*TASK DETAILS*
Spot every line with the word "title" and return it.

*INFORMATION SHOWN*
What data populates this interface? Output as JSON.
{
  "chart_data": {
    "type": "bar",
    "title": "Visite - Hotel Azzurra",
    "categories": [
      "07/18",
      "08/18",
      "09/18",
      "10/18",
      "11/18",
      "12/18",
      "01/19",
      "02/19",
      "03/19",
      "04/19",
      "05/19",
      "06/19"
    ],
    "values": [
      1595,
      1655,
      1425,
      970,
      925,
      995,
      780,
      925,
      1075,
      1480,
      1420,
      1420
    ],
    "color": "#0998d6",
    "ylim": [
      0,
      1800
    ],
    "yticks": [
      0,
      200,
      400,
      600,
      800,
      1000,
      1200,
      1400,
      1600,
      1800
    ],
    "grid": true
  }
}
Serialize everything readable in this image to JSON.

--

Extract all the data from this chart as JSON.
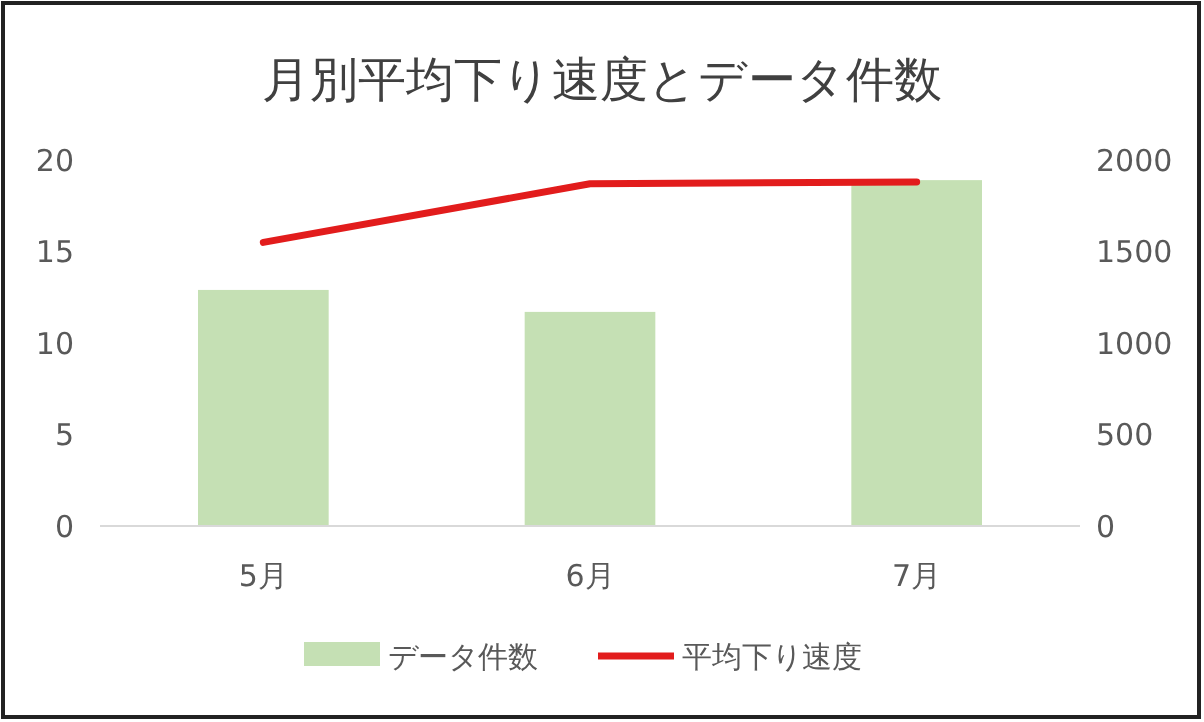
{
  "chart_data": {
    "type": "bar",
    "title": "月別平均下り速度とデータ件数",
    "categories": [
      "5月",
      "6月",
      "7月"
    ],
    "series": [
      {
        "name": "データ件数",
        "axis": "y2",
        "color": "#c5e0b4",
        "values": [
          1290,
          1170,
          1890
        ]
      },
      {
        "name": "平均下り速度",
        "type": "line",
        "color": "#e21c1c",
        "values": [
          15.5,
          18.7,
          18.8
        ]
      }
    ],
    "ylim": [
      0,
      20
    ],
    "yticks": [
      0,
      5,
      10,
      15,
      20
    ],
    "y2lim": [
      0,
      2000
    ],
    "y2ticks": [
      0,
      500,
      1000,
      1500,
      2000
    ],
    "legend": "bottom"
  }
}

*SOLUTION FOR THIS EXERCISE*
    "title": "Visite - Hotel Azzurra",
    "title": "月別平均下り速度とデータ件数",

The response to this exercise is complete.